Entries taken from a collection
— Begin —

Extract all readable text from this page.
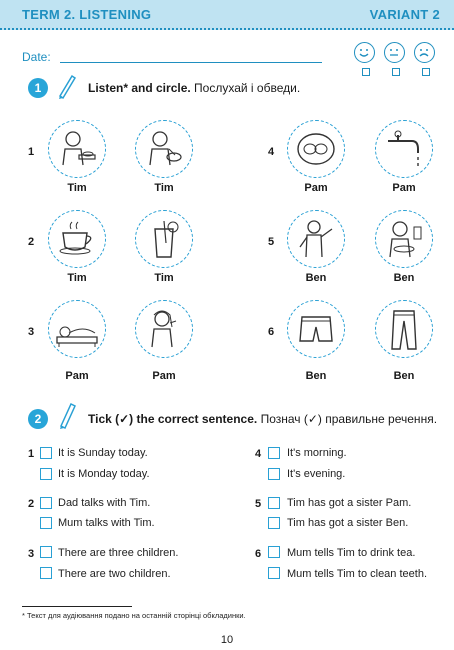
TERM 2. LISTENING	VARIANT 2
Date:
1	Listen* and circle. Послухай і обведи.
1
Tim	Tim
2
Tim	Tim
3
Pam	Pam
4
Pam	Pam
5
Ben	Ben
6
Ben	Ben
2	Tick (✓) the correct sentence. Познач (✓) правильне речення.
1 It is Sunday today.
It is Monday today.
2 Dad talks with Tim.
Mum talks with Tim.
3 There are three children.
There are two children.
4 It's morning.
It's evening.
5 Tim has got a sister Pam.
Tim has got a sister Ben.
6 Mum tells Tim to drink tea.
Mum tells Tim to clean teeth.
* Текст для аудіювання подано на останній сторінці обкладинки.
10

— End —

# Objective
Transcribe the records above exactly, omitting every picture they contain.

# Problem solution
Extract all readable text from this page.
TERM 2. LISTENING	VARIANT 2
Date:
1	Listen* and circle. Послухай і обведи.
1
Tim	Tim
2
Tim	Tim
3
Pam	Pam
4
Pam	Pam
5
Ben	Ben
6
Ben	Ben
2	Tick (✓) the correct sentence. Познач (✓) правильне речення.
1 It is Sunday today.
It is Monday today.
2 Dad talks with Tim.
Mum talks with Tim.
3 There are three children.
There are two children.
4 It's morning.
It's evening.
5 Tim has got a sister Pam.
Tim has got a sister Ben.
6 Mum tells Tim to drink tea.
Mum tells Tim to clean teeth.
* Текст для аудіювання подано на останній сторінці обкладинки.
10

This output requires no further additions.